» WHAT YOU NEED TO DO: Locate every line below that contains the word "JSON" and copy it.

» SOURCE MATERIAL:
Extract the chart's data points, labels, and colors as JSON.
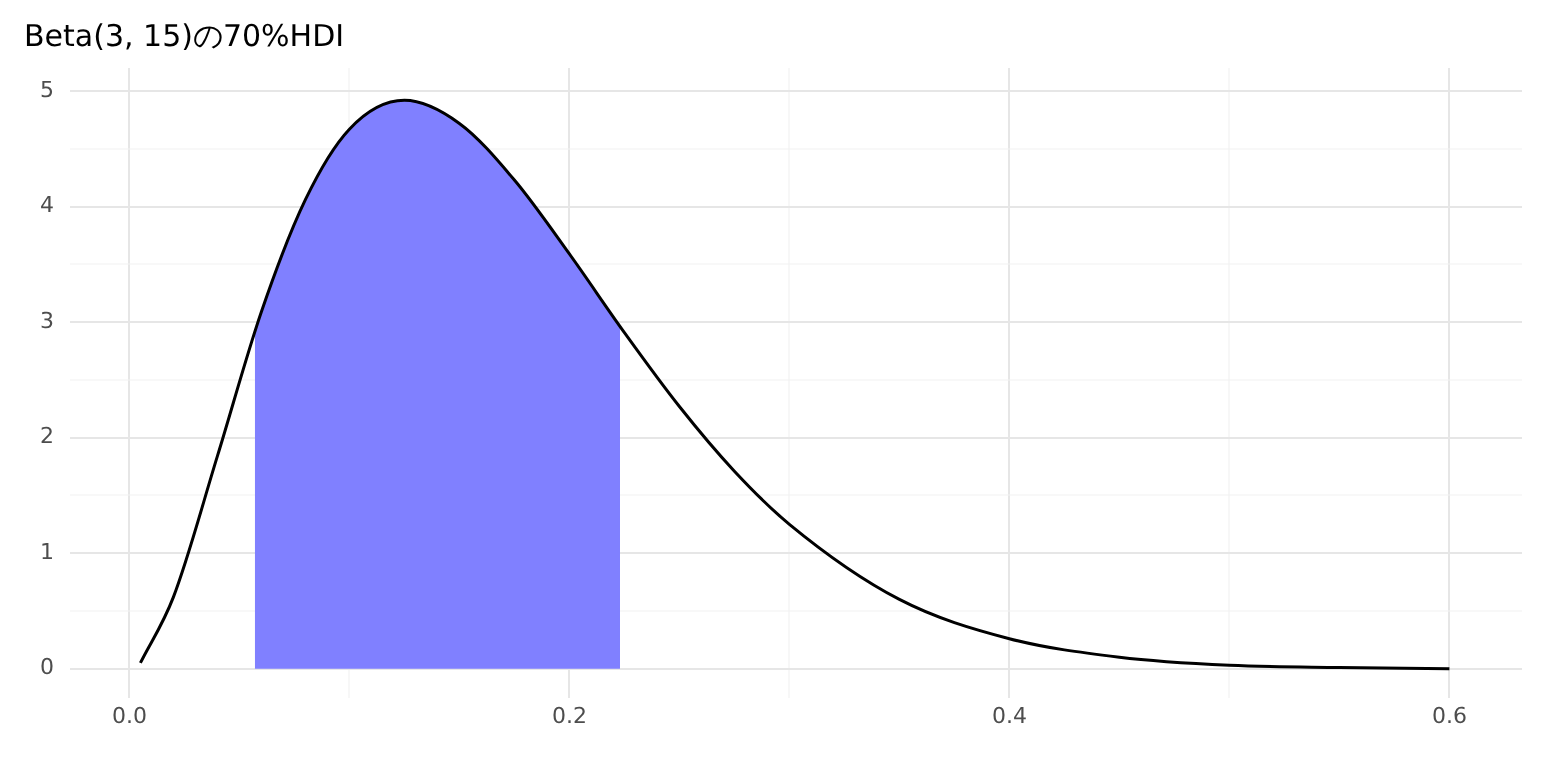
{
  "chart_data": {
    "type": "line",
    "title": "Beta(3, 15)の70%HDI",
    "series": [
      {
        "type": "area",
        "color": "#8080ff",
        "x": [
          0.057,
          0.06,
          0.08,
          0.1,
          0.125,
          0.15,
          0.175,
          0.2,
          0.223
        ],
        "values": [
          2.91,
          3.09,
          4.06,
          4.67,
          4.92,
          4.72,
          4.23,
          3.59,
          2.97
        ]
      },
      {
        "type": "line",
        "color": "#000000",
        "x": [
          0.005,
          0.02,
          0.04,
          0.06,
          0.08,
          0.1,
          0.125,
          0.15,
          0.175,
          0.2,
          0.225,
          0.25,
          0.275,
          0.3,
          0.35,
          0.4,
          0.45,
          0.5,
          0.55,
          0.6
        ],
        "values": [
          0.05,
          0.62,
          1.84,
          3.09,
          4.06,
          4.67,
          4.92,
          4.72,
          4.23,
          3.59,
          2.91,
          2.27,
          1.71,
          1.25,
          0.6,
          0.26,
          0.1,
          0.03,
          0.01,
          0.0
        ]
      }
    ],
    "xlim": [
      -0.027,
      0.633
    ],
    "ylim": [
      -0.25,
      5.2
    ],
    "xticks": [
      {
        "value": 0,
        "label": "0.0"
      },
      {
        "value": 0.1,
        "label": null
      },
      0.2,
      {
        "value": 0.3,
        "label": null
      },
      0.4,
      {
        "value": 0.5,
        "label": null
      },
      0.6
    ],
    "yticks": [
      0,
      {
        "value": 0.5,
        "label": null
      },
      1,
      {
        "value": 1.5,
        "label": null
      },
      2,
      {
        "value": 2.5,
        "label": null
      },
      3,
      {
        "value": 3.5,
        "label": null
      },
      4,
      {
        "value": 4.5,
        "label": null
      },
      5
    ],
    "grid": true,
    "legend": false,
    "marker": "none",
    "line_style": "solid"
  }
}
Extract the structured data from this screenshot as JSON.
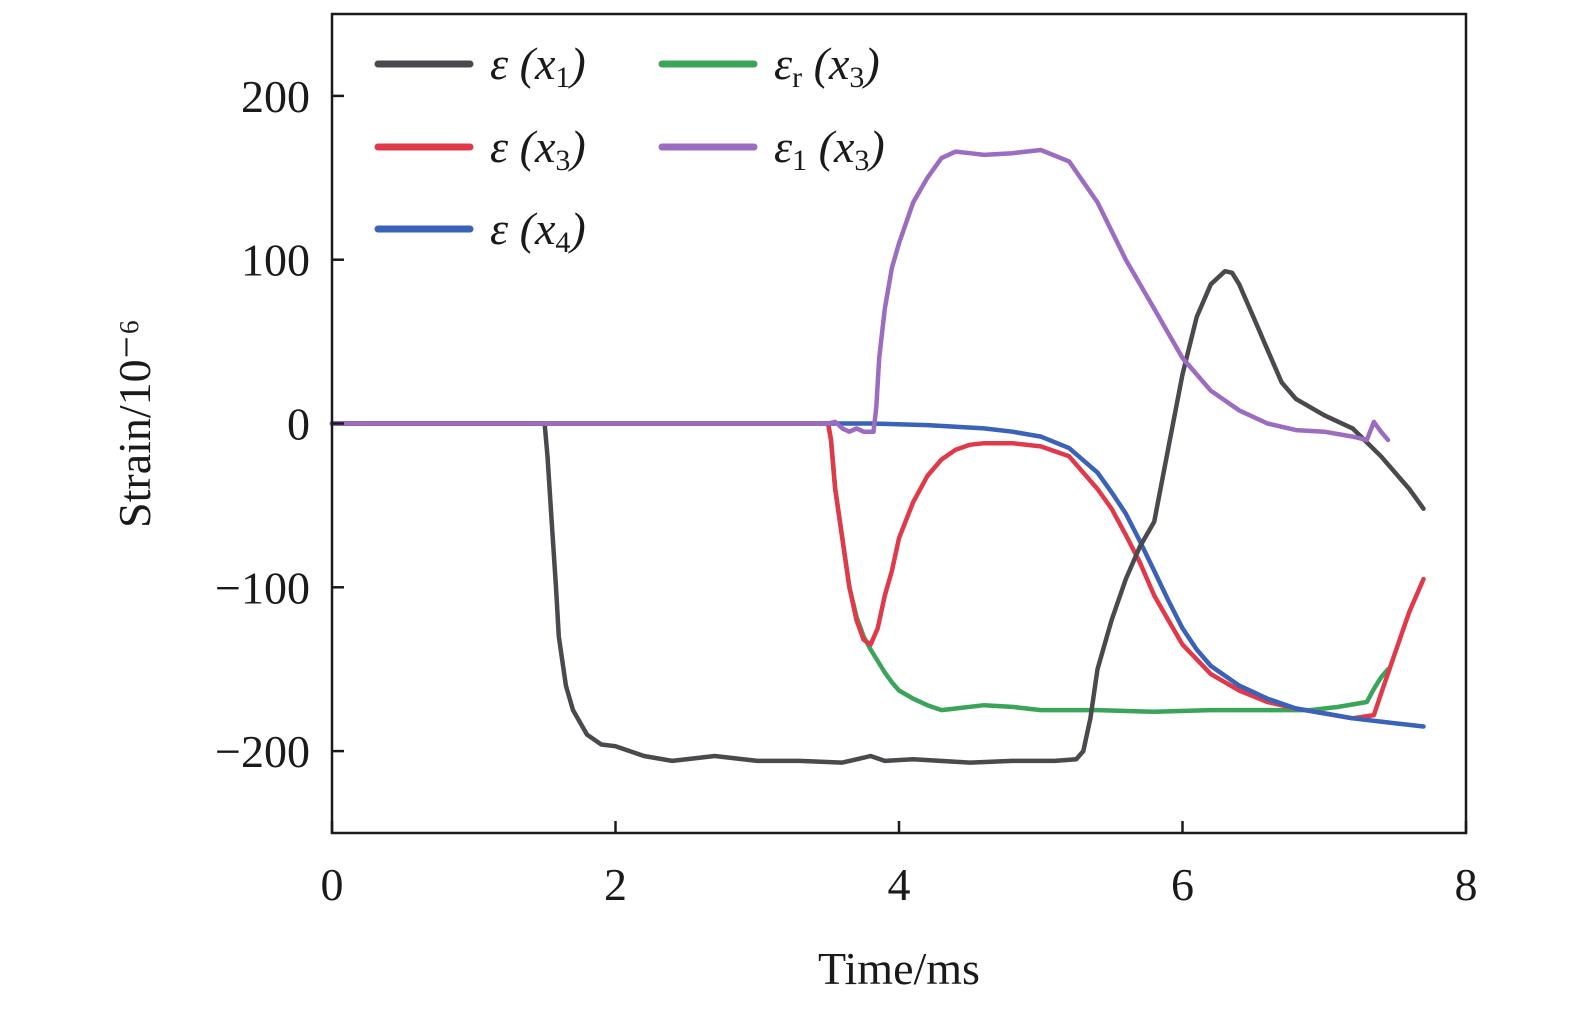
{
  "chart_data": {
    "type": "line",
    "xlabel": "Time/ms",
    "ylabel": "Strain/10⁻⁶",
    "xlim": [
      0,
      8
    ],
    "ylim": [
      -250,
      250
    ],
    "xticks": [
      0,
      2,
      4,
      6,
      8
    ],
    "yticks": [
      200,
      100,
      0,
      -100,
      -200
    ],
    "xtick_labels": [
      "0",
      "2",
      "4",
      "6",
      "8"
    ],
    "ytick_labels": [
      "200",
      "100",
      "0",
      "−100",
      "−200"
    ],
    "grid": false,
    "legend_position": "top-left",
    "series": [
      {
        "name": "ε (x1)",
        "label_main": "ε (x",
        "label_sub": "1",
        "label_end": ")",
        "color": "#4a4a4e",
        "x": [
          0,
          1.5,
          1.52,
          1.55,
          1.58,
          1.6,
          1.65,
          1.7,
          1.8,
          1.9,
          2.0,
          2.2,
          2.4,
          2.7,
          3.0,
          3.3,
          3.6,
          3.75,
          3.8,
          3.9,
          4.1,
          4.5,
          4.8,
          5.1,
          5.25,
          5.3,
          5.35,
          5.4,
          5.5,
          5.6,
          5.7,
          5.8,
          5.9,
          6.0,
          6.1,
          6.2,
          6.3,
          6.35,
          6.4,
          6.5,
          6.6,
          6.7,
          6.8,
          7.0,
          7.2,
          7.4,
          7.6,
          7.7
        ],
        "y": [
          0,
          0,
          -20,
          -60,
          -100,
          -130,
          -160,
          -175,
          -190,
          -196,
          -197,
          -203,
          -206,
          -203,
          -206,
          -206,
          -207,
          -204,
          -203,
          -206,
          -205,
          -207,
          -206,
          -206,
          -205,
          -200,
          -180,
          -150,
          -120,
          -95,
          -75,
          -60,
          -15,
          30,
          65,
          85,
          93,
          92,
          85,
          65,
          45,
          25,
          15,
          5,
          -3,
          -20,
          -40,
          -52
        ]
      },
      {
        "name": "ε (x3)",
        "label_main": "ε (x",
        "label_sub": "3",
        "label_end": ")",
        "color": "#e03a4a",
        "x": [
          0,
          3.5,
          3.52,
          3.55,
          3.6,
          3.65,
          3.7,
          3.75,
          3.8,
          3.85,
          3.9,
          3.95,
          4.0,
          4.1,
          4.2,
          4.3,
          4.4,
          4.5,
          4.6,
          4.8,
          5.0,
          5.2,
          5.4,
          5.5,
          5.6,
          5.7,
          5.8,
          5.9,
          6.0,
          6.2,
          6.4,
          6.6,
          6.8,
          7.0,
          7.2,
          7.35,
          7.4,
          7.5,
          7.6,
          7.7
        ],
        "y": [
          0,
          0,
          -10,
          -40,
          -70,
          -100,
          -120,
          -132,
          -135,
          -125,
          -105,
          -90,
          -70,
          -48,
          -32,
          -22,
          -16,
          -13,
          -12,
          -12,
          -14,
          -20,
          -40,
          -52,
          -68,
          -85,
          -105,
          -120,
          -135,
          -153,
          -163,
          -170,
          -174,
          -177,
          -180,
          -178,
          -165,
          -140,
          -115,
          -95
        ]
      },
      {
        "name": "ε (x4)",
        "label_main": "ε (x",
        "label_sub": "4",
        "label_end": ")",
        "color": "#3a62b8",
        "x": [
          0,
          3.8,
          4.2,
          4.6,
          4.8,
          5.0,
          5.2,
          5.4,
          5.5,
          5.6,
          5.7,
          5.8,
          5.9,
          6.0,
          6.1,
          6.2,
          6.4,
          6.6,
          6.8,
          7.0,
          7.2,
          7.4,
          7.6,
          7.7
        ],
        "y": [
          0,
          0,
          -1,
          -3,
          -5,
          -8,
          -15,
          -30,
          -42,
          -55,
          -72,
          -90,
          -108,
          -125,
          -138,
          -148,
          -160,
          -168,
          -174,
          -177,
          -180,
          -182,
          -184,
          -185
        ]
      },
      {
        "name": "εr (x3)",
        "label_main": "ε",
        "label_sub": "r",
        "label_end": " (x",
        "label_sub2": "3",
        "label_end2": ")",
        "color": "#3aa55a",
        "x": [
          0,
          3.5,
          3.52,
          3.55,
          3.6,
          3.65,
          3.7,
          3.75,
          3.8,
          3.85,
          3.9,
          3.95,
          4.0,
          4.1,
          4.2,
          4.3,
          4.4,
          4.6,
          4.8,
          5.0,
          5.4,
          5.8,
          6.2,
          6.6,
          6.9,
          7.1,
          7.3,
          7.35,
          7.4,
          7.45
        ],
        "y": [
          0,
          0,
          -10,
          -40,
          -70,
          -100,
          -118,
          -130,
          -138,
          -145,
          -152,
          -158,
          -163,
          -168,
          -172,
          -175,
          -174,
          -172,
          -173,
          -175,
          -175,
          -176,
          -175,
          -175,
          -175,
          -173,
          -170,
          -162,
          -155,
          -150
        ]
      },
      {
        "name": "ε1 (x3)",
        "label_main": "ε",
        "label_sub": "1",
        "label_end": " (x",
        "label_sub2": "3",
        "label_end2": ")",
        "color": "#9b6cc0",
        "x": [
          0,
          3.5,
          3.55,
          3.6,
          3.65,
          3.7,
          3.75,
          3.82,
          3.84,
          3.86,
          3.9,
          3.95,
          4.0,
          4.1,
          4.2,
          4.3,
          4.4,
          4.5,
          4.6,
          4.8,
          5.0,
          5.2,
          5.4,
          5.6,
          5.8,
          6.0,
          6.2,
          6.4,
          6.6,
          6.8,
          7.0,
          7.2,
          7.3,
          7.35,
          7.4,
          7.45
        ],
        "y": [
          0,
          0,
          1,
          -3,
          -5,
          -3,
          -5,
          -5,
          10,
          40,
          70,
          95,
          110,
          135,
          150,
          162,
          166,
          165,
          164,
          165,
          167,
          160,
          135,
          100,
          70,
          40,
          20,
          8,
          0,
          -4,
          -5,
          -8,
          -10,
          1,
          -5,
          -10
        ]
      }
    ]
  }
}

» ANSWER BELOW:
Extract the chart's data points, labels, and colors as JSON.
Extract the structured data from this screenshot as JSON.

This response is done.